▶ _Work to be completed_
Below is a listing. Gather each line of it that contains "strchr".

Data items
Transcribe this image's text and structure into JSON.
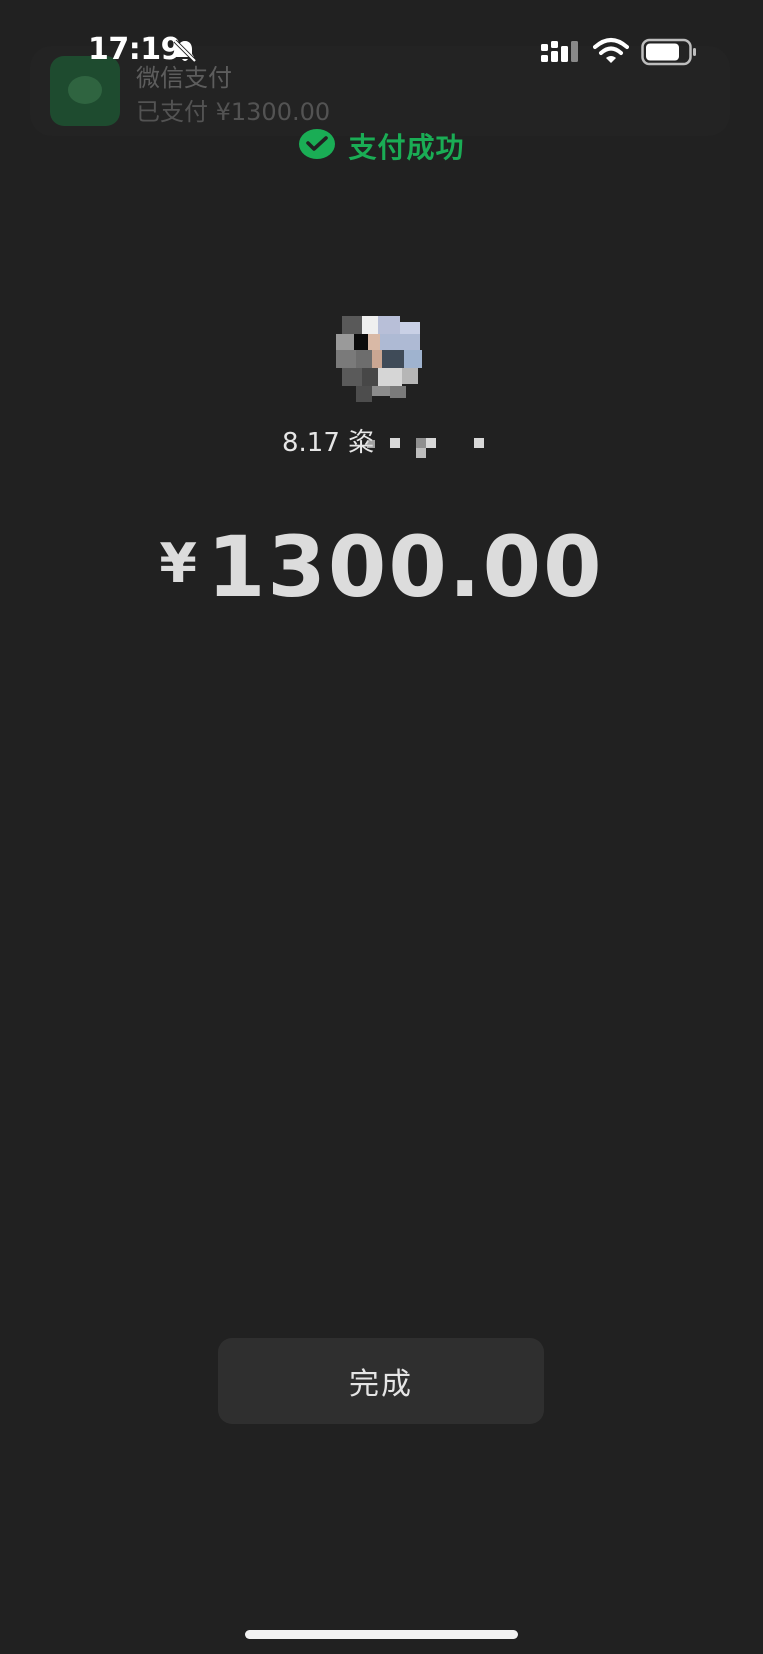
{
  "status_bar": {
    "time": "17:19",
    "icons": [
      "bell-off-icon",
      "signal-icon",
      "wifi-icon",
      "battery-icon"
    ]
  },
  "notification": {
    "app_icon": "wechat-pay-icon",
    "title": "微信支付",
    "body": "已支付 ¥1300.00"
  },
  "header": {
    "icon": "wechat-pay-icon",
    "status": "支付成功"
  },
  "merchant": {
    "name_visible": "8.17 粢"
  },
  "payment": {
    "currency_symbol": "¥",
    "amount": "1300.00"
  },
  "done_button": {
    "label": "完成"
  },
  "colors": {
    "background": "#212121",
    "success_green": "#1aad55",
    "button_bg": "#2f2f2f",
    "text": "#dcdcdc"
  }
}
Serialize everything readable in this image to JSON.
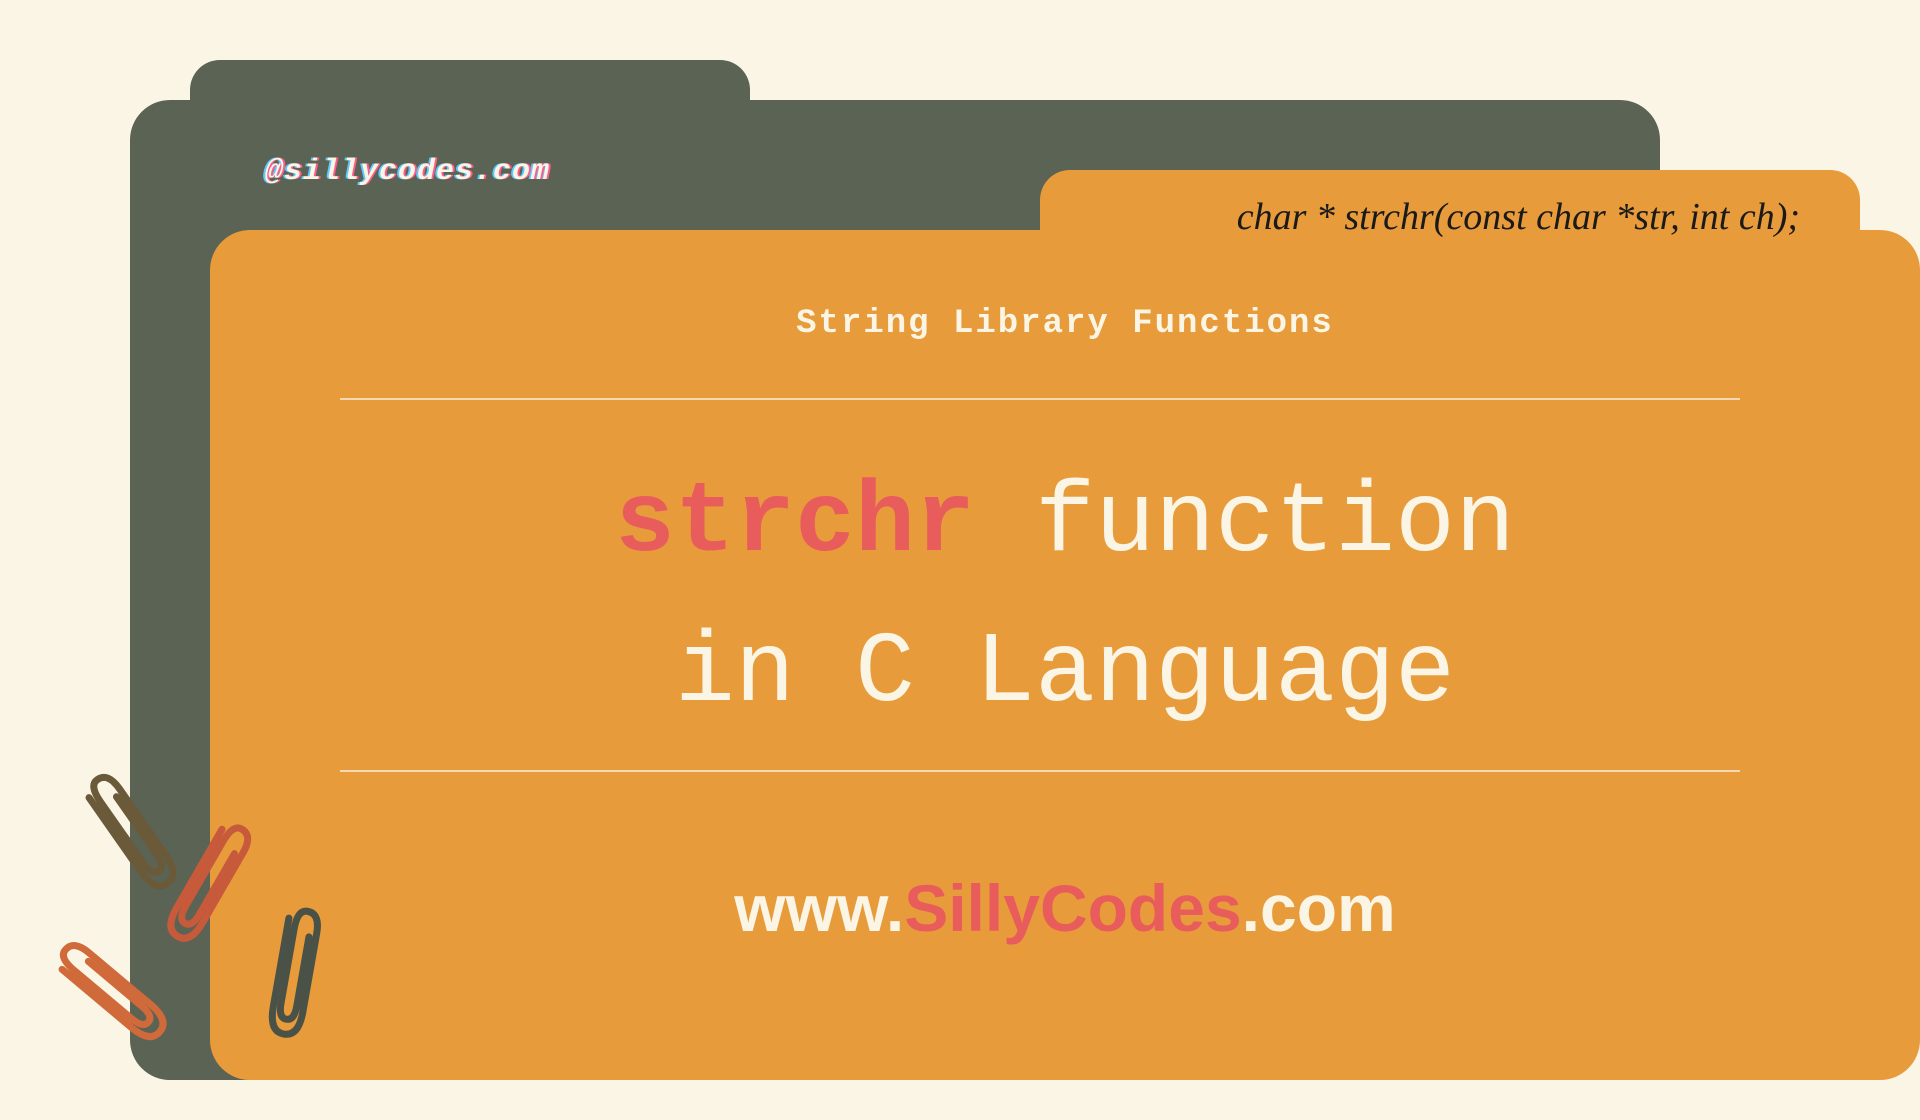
{
  "handle": "@sillycodes.com",
  "signature": "char * strchr(const char *str, int ch);",
  "subtitle": "String Library Functions",
  "title": {
    "accent": "strchr",
    "line1_rest": " function",
    "line2": "in C Language"
  },
  "url": {
    "prefix": "www.",
    "domain": "SillyCodes",
    "suffix": ".com"
  },
  "colors": {
    "background": "#faf5e4",
    "folder_back": "#5a6354",
    "folder_front": "#e89b3b",
    "accent": "#e85c5c",
    "text_light": "#faf5e4"
  }
}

▶ _The output_
  "signature": "char * strchr(const char *str, int ch);",
    "accent": "strchr",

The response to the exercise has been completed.